Given problem: Lines that contain the string "Hotel" are to be copied; leave out all others.

Task input:

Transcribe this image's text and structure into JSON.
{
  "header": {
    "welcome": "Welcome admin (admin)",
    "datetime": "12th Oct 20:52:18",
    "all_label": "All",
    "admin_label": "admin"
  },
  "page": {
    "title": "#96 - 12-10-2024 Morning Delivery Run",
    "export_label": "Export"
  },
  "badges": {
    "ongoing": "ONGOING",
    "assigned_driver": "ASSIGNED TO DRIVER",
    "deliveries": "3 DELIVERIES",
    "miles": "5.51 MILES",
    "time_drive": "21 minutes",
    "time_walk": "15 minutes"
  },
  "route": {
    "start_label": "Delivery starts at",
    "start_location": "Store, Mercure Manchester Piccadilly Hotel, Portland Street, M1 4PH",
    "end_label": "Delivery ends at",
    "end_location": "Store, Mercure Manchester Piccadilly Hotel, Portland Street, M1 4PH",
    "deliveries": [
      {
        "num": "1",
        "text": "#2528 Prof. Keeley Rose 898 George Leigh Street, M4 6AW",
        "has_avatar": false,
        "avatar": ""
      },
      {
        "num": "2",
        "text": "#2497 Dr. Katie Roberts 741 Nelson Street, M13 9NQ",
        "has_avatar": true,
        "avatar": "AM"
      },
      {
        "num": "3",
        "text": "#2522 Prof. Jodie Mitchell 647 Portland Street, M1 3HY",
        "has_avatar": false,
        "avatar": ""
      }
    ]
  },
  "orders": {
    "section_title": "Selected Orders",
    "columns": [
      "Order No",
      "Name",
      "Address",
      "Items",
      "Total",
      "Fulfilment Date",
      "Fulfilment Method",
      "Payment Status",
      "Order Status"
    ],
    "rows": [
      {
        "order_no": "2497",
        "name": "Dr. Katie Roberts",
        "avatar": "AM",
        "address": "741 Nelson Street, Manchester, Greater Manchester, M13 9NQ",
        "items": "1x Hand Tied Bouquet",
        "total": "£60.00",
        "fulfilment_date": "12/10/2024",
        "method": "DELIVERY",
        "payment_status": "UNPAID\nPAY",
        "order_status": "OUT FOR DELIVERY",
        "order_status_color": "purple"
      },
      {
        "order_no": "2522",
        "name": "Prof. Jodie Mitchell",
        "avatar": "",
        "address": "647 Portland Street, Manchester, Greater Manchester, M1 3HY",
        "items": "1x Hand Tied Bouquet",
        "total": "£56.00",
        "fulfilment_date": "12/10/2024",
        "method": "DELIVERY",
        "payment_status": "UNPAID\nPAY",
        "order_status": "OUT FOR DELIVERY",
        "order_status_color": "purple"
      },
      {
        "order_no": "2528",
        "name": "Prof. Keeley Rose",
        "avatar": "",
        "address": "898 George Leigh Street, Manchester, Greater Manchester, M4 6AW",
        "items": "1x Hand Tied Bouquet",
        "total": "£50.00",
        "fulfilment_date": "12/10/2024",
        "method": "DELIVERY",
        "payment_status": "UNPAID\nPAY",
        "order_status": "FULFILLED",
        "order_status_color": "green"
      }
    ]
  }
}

Answer to the problem:
    "start_location": "Store, Mercure Manchester Piccadilly Hotel, Portland Street, M1 4PH",
    "end_location": "Store, Mercure Manchester Piccadilly Hotel, Portland Street, M1 4PH",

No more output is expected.